REQUEST: Format every row below as a Markdown table with the columns No. and Line, numbering the rows and skipping any blank lines. Leave the pictures out of the table.

DATA FOR THE TASK:
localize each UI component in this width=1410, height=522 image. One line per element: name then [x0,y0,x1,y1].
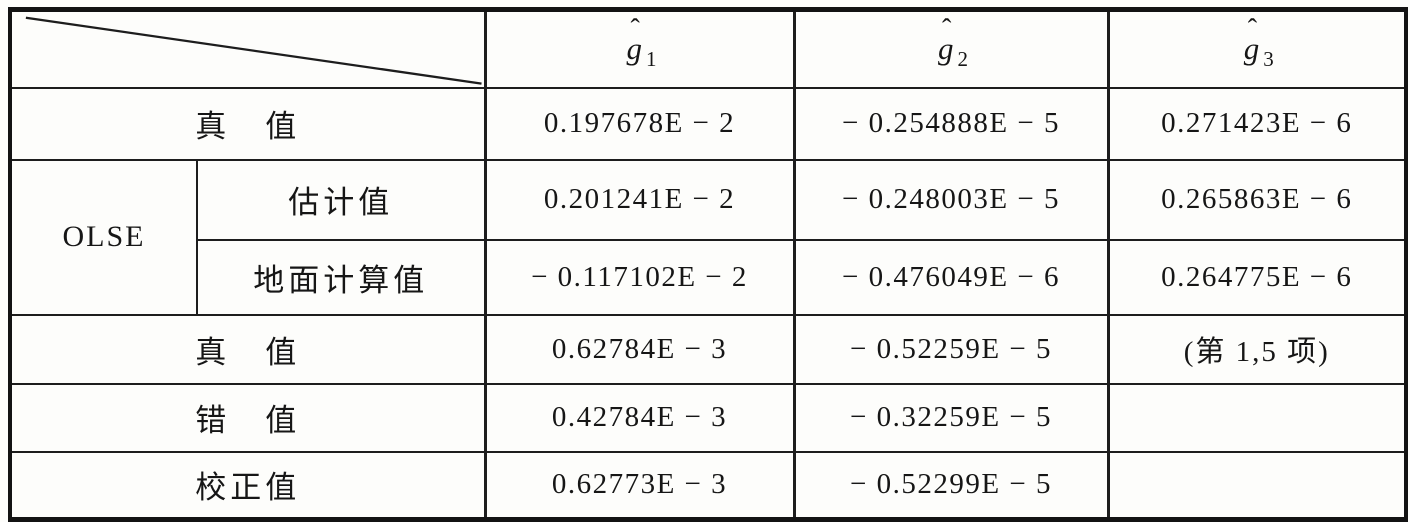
value-cell-r1-g1: 0.197678E − 2 [483,86,795,161]
value-cell-r3-g1: − 0.117102E − 2 [483,238,795,316]
row-label-corrected-value: 校正值 [9,450,486,521]
value-cell-r3-g3: 0.264775E − 6 [1106,238,1407,316]
value-cell-r1-g2: − 0.254888E − 5 [792,86,1109,161]
value-cell-r1-g3: 0.271423E − 6 [1106,86,1407,161]
row-label-true-value-2: 真 值 [9,313,486,385]
value-cell-r2-g1: 0.201241E − 2 [483,158,795,241]
value-cell-r6-g2: − 0.52299E − 5 [792,450,1109,521]
value-cell-r4-g1: 0.62784E − 3 [483,313,795,385]
value-cell-r5-g1: 0.42784E − 3 [483,382,795,453]
diagonal-divider [25,16,482,85]
value-cell-r2-g2: − 0.248003E − 5 [792,158,1109,241]
value-cell-r5-g2: − 0.32259E − 5 [792,382,1109,453]
row-label-estimated-value: 估计值 [196,158,486,241]
row-label-true-value: 真 值 [9,86,486,161]
row-label-ground-computed-value: 地面计算值 [196,238,486,316]
value-cell-r6-g1: 0.62773E − 3 [483,450,795,521]
value-cell-r5-g3-empty [1106,382,1407,453]
row-label-wrong-value: 错 值 [9,382,486,453]
value-cell-r2-g3: 0.265863E − 6 [1106,158,1407,241]
corner-header-cell [9,8,486,89]
value-cell-r6-g3-empty [1106,450,1407,521]
value-cell-r3-g2: − 0.476049E − 6 [792,238,1109,316]
value-cell-r4-g2: − 0.52259E − 5 [792,313,1109,385]
value-cell-r4-g3-note: (第 1,5 项) [1106,313,1407,385]
row-group-olse: OLSE [9,158,198,316]
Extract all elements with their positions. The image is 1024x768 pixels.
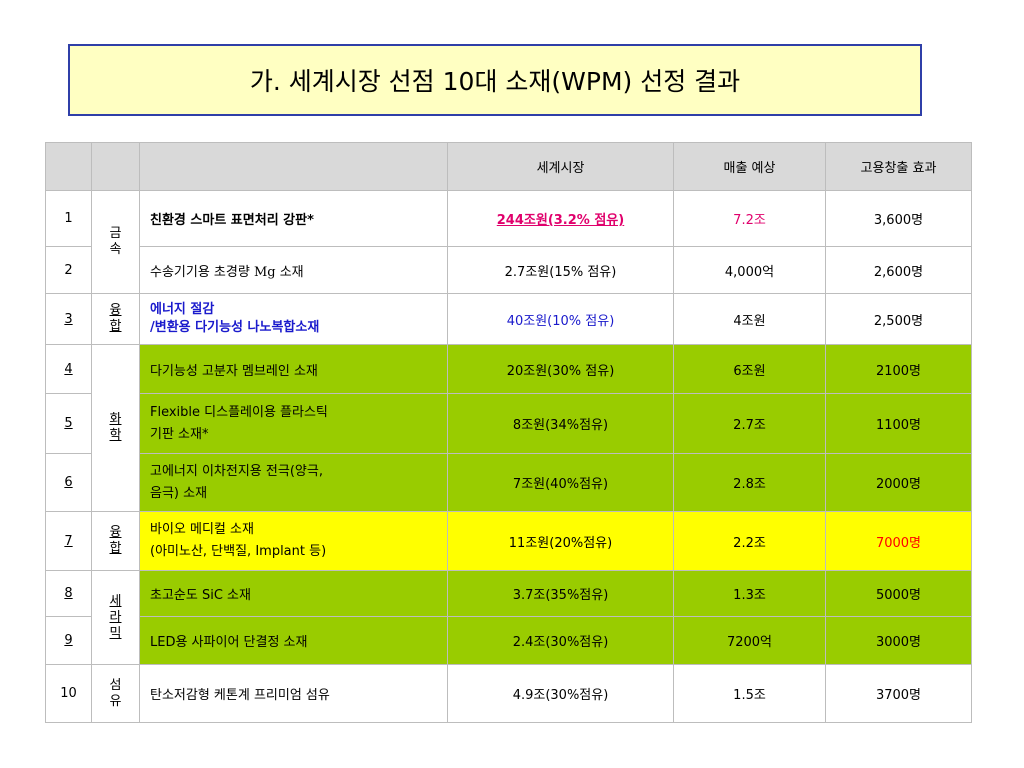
header-job-creation: 고용창출 효과 [825, 142, 972, 191]
header-world-market: 세계시장 [447, 142, 674, 191]
job-creation: 7000명 [825, 511, 972, 571]
header-cell [91, 142, 140, 191]
job-creation: 3700명 [825, 664, 972, 723]
page-title: 가. 세계시장 선점 10대 소재(WPM) 선정 결과 [249, 67, 741, 96]
table-row: 9 LED용 사파이어 단결정 소재 2.4조(30%점유) 7200억 300… [45, 616, 972, 665]
job-creation: 2,600명 [825, 246, 972, 294]
header-cell [139, 142, 448, 191]
job-creation: 2,500명 [825, 293, 972, 345]
category-label: 화 학 [109, 412, 122, 443]
table-row: 7 융 합 바이오 메디컬 소재 (아미노산, 단백질, Implant 등) … [45, 511, 972, 571]
material-name: 탄소저감형 케톤계 프리미엄 섬유 [139, 664, 448, 723]
material-name: 수송기기용 초경량 Mg 소재 [139, 246, 448, 294]
material-name: 다기능성 고분자 멤브레인 소재 [139, 344, 448, 394]
table-header-row: 세계시장 매출 예상 고용창출 효과 [45, 142, 972, 191]
job-creation: 5000명 [825, 570, 972, 617]
world-market: 11조원(20%점유) [447, 511, 674, 571]
row-number-link[interactable]: 9 [45, 616, 92, 665]
material-name: Flexible 디스플레이용 플라스틱 기판 소재* [139, 393, 448, 454]
category-label: 융 합 [109, 525, 122, 556]
sales-forecast: 2.2조 [673, 511, 826, 571]
row-number-link[interactable]: 8 [45, 570, 92, 617]
category-label: 섬 유 [109, 677, 122, 709]
category-label: 융 합 [109, 303, 122, 334]
job-creation: 1100명 [825, 393, 972, 454]
sales-forecast: 7.2조 [673, 190, 826, 247]
table-row: 8 세 라 믹 초고순도 SiC 소재 3.7조(35%점유) 1.3조 500… [45, 570, 972, 665]
world-market: 4.9조(30%점유) [447, 664, 674, 723]
row-number-link[interactable]: 4 [45, 344, 92, 394]
category-chemical[interactable]: 화 학 [91, 344, 140, 512]
sales-forecast: 6조원 [673, 344, 826, 394]
table-row: 4 화 학 다기능성 고분자 멤브레인 소재 20조원(30% 점유) 6조원 … [45, 344, 972, 512]
world-market: 3.7조(35%점유) [447, 570, 674, 617]
row-number-link[interactable]: 5 [45, 393, 92, 454]
row-number-link[interactable]: 3 [45, 293, 92, 345]
world-market: 20조원(30% 점유) [447, 344, 674, 394]
sales-forecast: 4조원 [673, 293, 826, 345]
world-market: 40조원(10% 점유) [447, 293, 674, 345]
row-number: 2 [45, 246, 92, 294]
job-creation: 3,600명 [825, 190, 972, 247]
table-row: 6 고에너지 이차전지용 전극(양극, 음극) 소재 7조원(40%점유) 2.… [45, 453, 972, 512]
sales-forecast: 4,000억 [673, 246, 826, 294]
category-ceramic[interactable]: 세 라 믹 [91, 570, 140, 665]
table-row: 1 금 속 친환경 스마트 표면처리 강판* 244조원(3.2% 점유) 7.… [45, 190, 972, 294]
row-number-link[interactable]: 7 [45, 511, 92, 571]
category-fusion[interactable]: 융 합 [91, 293, 140, 345]
job-creation: 2000명 [825, 453, 972, 512]
category-fusion[interactable]: 융 합 [91, 511, 140, 571]
material-name: 고에너지 이차전지용 전극(양극, 음극) 소재 [139, 453, 448, 512]
wpm-table: 세계시장 매출 예상 고용창출 효과 1 금 속 친환경 스마트 표면처리 강판… [45, 142, 972, 723]
category-label: 금 속 [109, 226, 122, 257]
table-row: 5 Flexible 디스플레이용 플라스틱 기판 소재* 8조원(34%점유)… [45, 393, 972, 454]
sales-forecast: 2.7조 [673, 393, 826, 454]
sales-forecast: 2.8조 [673, 453, 826, 512]
job-creation: 3000명 [825, 616, 972, 665]
row-number: 1 [45, 190, 92, 247]
sales-forecast: 7200억 [673, 616, 826, 665]
world-market: 8조원(34%점유) [447, 393, 674, 454]
row-number-link[interactable]: 6 [45, 453, 92, 512]
material-name: LED용 사파이어 단결정 소재 [139, 616, 448, 665]
material-name: 에너지 절감 /변환용 다기능성 나노복합소재 [139, 293, 448, 345]
category-metal: 금 속 [91, 190, 140, 294]
table-row: 2 수송기기용 초경량 Mg 소재 2.7조원(15% 점유) 4,000억 2… [45, 246, 972, 294]
material-name: 바이오 메디컬 소재 (아미노산, 단백질, Implant 등) [139, 511, 448, 571]
header-sales-forecast: 매출 예상 [673, 142, 826, 191]
sales-forecast: 1.3조 [673, 570, 826, 617]
sales-forecast: 1.5조 [673, 664, 826, 723]
category-label: 세 라 믹 [109, 593, 122, 641]
world-market: 244조원(3.2% 점유) [447, 190, 674, 247]
world-market: 2.4조(30%점유) [447, 616, 674, 665]
world-market: 2.7조원(15% 점유) [447, 246, 674, 294]
header-cell [45, 142, 92, 191]
material-name: 친환경 스마트 표면처리 강판* [139, 190, 448, 247]
table-row: 3 융 합 에너지 절감 /변환용 다기능성 나노복합소재 40조원(10% 점… [45, 293, 972, 345]
world-market: 7조원(40%점유) [447, 453, 674, 512]
material-name: 초고순도 SiC 소재 [139, 570, 448, 617]
job-creation: 2100명 [825, 344, 972, 394]
title-box: 가. 세계시장 선점 10대 소재(WPM) 선정 결과 [68, 44, 922, 116]
category-fiber: 섬 유 [91, 664, 140, 723]
table-row: 10 섬 유 탄소저감형 케톤계 프리미엄 섬유 4.9조(30%점유) 1.5… [45, 664, 972, 723]
row-number: 10 [45, 664, 92, 723]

EXERCISE SOLUTION:
| No. | Line |
|---|---|
| 1 | localize each UI component in this width=1410, height=522 image. One line per element: name then [x0,y0,x1,y1]. |
| 2 | value-cell-r1-g1: 0.197678E − 2 [483,86,795,161] |
| 3 | value-cell-r3-g1: − 0.117102E − 2 [483,238,795,316] |
| 4 | row-label-corrected-value: 校正值 [9,450,486,521] |
| 5 | value-cell-r3-g3: 0.264775E − 6 [1106,238,1407,316] |
| 6 | value-cell-r1-g2: − 0.254888E − 5 [792,86,1109,161] |
| 7 | value-cell-r1-g3: 0.271423E − 6 [1106,86,1407,161] |
| 8 | row-label-true-value-2: 真 值 [9,313,486,385] |
| 9 | value-cell-r2-g1: 0.201241E − 2 [483,158,795,241] |
| 10 | value-cell-r6-g2: − 0.52299E − 5 [792,450,1109,521] |
| 11 | value-cell-r4-g1: 0.62784E − 3 [483,313,795,385] |
| 12 | value-cell-r5-g1: 0.42784E − 3 [483,382,795,453] |
| 13 | diagonal-divider [25,16,482,85] |
| 14 | value-cell-r2-g2: − 0.248003E − 5 [792,158,1109,241] |
| 15 | value-cell-r5-g2: − 0.32259E − 5 [792,382,1109,453] |
| 16 | row-label-estimated-value: 估计值 [196,158,486,241] |
| 17 | row-label-true-value: 真 值 [9,86,486,161] |
| 18 | row-label-ground-computed-value: 地面计算值 [196,238,486,316] |
| 19 | value-cell-r6-g1: 0.62773E − 3 [483,450,795,521] |
| 20 | value-cell-r5-g3-empty [1106,382,1407,453] |
| 21 | row-label-wrong-value: 错 值 [9,382,486,453] |
| 22 | value-cell-r2-g3: 0.265863E − 6 [1106,158,1407,241] |
| 23 | corner-header-cell [9,8,486,89] |
| 24 | value-cell-r6-g3-empty [1106,450,1407,521] |
| 25 | value-cell-r3-g2: − 0.476049E − 6 [792,238,1109,316] |
| 26 | value-cell-r4-g2: − 0.52259E − 5 [792,313,1109,385] |
| 27 | value-cell-r4-g3-note: (第 1,5 项) [1106,313,1407,385] |
| 28 | row-group-olse: OLSE [9,158,198,316] |
| 29 | Extract all elements with their positions. The image is 1024x768 pixels. |
| 30 | header-job-creation: 고용창출 효과 [825, 142, 972, 191] |
| 31 | header-world-market: 세계시장 [447, 142, 674, 191] |
| 32 | job-creation: 7000명 [825, 511, 972, 571] |
| 33 | header-cell [91, 142, 140, 191] |
| 34 | job-creation: 3700명 [825, 664, 972, 723] |
| 35 | page-title: 가. 세계시장 선점 10대 소재(WPM) 선정 결과 [249, 67, 741, 96] |
| 36 | table-row: 9 LED용 사파이어 단결정 소재 2.4조(30%점유) 7200억 300… [45, 616, 972, 665] |
| 37 | job-creation: 2,600명 [825, 246, 972, 294] |
| 38 | header-cell [139, 142, 448, 191] |
| 39 | job-creation: 2,500명 [825, 293, 972, 345] |
| 40 | category-label: 화 학 [109, 412, 122, 443] |
| 41 | table-row: 7 융 합 바이오 메디컬 소재 (아미노산, 단백질, Implant 등) … [45, 511, 972, 571] |
| 42 | material-name: 탄소저감형 케톤계 프리미엄 섬유 [139, 664, 448, 723] |
| 43 | material-name: 수송기기용 초경량 Mg 소재 [139, 246, 448, 294] |
| 44 | material-name: 다기능성 고분자 멤브레인 소재 [139, 344, 448, 394] |
| 45 | table-header-row: 세계시장 매출 예상 고용창출 효과 [45, 142, 972, 191] |
| 46 | job-creation: 5000명 [825, 570, 972, 617] |
| 47 | world-market: 11조원(20%점유) [447, 511, 674, 571] |
| 48 | row-number-link[interactable]: 9 [45, 616, 92, 665] |
| 49 | material-name: Flexible 디스플레이용 플라스틱 기판 소재* [139, 393, 448, 454] |
| 50 | category-label: 융 합 [109, 525, 122, 556] |
| 51 | sales-forecast: 2.2조 [673, 511, 826, 571] |
| 52 | row-number-link[interactable]: 8 [45, 570, 92, 617] |
| 53 | category-label: 섬 유 [109, 677, 122, 709] |
| 54 | category-label: 융 합 [109, 303, 122, 334] |
| 55 | job-creation: 1100명 [825, 393, 972, 454] |
| 56 | sales-forecast: 7.2조 [673, 190, 826, 247] |
| 57 | table-row: 8 세 라 믹 초고순도 SiC 소재 3.7조(35%점유) 1.3조 500… [45, 570, 972, 665] |
| 58 | world-market: 4.9조(30%점유) [447, 664, 674, 723] |
| 59 | row-number-link[interactable]: 4 [45, 344, 92, 394] |
| 60 | category-chemical[interactable]: 화 학 [91, 344, 140, 512] |
| 61 | sales-forecast: 6조원 [673, 344, 826, 394] |
| 62 | table-row: 4 화 학 다기능성 고분자 멤브레인 소재 20조원(30% 점유) 6조원 … [45, 344, 972, 512] |
| 63 | world-market: 3.7조(35%점유) [447, 570, 674, 617] |
| 64 | row-number-link[interactable]: 5 [45, 393, 92, 454] |
| 65 | row-number-link[interactable]: 3 [45, 293, 92, 345] |
| 66 | world-market: 20조원(30% 점유) [447, 344, 674, 394] |
| 67 | sales-forecast: 4조원 [673, 293, 826, 345] |
| 68 | world-market: 40조원(10% 점유) [447, 293, 674, 345] |
| 69 | row-number: 2 [45, 246, 92, 294] |
| 70 | job-creation: 3,600명 [825, 190, 972, 247] |
| 71 | table-row: 6 고에너지 이차전지용 전극(양극, 음극) 소재 7조원(40%점유) 2.… [45, 453, 972, 512] |
| 72 | sales-forecast: 4,000억 [673, 246, 826, 294] |
| 73 | category-ceramic[interactable]: 세 라 믹 [91, 570, 140, 665] |
| 74 | table-row: 1 금 속 친환경 스마트 표면처리 강판* 244조원(3.2% 점유) 7.… [45, 190, 972, 294] |
| 75 | row-number-link[interactable]: 7 [45, 511, 92, 571] |
| 76 | category-fusion[interactable]: 융 합 [91, 293, 140, 345] |
| 77 | job-creation: 2000명 [825, 453, 972, 512] |
| 78 | category-fusion[interactable]: 융 합 [91, 511, 140, 571] |
| 79 | material-name: 고에너지 이차전지용 전극(양극, 음극) 소재 [139, 453, 448, 512] |
| 80 | wpm-table: 세계시장 매출 예상 고용창출 효과 1 금 속 친환경 스마트 표면처리 강판… [45, 142, 972, 723] |
| 81 | category-label: 금 속 [109, 226, 122, 257] |
| 82 | table-row: 5 Flexible 디스플레이용 플라스틱 기판 소재* 8조원(34%점유)… [45, 393, 972, 454] |
| 83 | sales-forecast: 2.7조 [673, 393, 826, 454] |
| 84 | sales-forecast: 2.8조 [673, 453, 826, 512] |
| 85 | job-creation: 3000명 [825, 616, 972, 665] |
| 86 | row-number: 1 [45, 190, 92, 247] |
| 87 | sales-forecast: 7200억 [673, 616, 826, 665] |
| 88 | world-market: 8조원(34%점유) [447, 393, 674, 454] |
| 89 | row-number-link[interactable]: 6 [45, 453, 92, 512] |
| 90 | material-name: LED용 사파이어 단결정 소재 [139, 616, 448, 665] |
| 91 | material-name: 에너지 절감 /변환용 다기능성 나노복합소재 [139, 293, 448, 345] |
| 92 | category-metal: 금 속 [91, 190, 140, 294] |
| 93 | table-row: 2 수송기기용 초경량 Mg 소재 2.7조원(15% 점유) 4,000억 2… [45, 246, 972, 294] |
| 94 | material-name: 바이오 메디컬 소재 (아미노산, 단백질, Implant 등) [139, 511, 448, 571] |
| 95 | header-sales-forecast: 매출 예상 [673, 142, 826, 191] |
| 96 | sales-forecast: 1.3조 [673, 570, 826, 617] |
| 97 | sales-forecast: 1.5조 [673, 664, 826, 723] |
| 98 | category-label: 세 라 믹 [109, 593, 122, 641] |
| 99 | world-market: 244조원(3.2% 점유) [447, 190, 674, 247] |
| 100 | world-market: 2.4조(30%점유) [447, 616, 674, 665] |
| 101 | world-market: 2.7조원(15% 점유) [447, 246, 674, 294] |
| 102 | header-cell [45, 142, 92, 191] |
| 103 | material-name: 친환경 스마트 표면처리 강판* [139, 190, 448, 247] |
| 104 | table-row: 3 융 합 에너지 절감 /변환용 다기능성 나노복합소재 40조원(10% 점… [45, 293, 972, 345] |
| 105 | world-market: 7조원(40%점유) [447, 453, 674, 512] |
| 106 | material-name: 초고순도 SiC 소재 [139, 570, 448, 617] |
| 107 | job-creation: 2100명 [825, 344, 972, 394] |
| 108 | title-box: 가. 세계시장 선점 10대 소재(WPM) 선정 결과 [68, 44, 922, 116] |
| 109 | category-fiber: 섬 유 [91, 664, 140, 723] |
| 110 | table-row: 10 섬 유 탄소저감형 케톤계 프리미엄 섬유 4.9조(30%점유) 1.5… [45, 664, 972, 723] |
| 111 | row-number: 10 [45, 664, 92, 723] |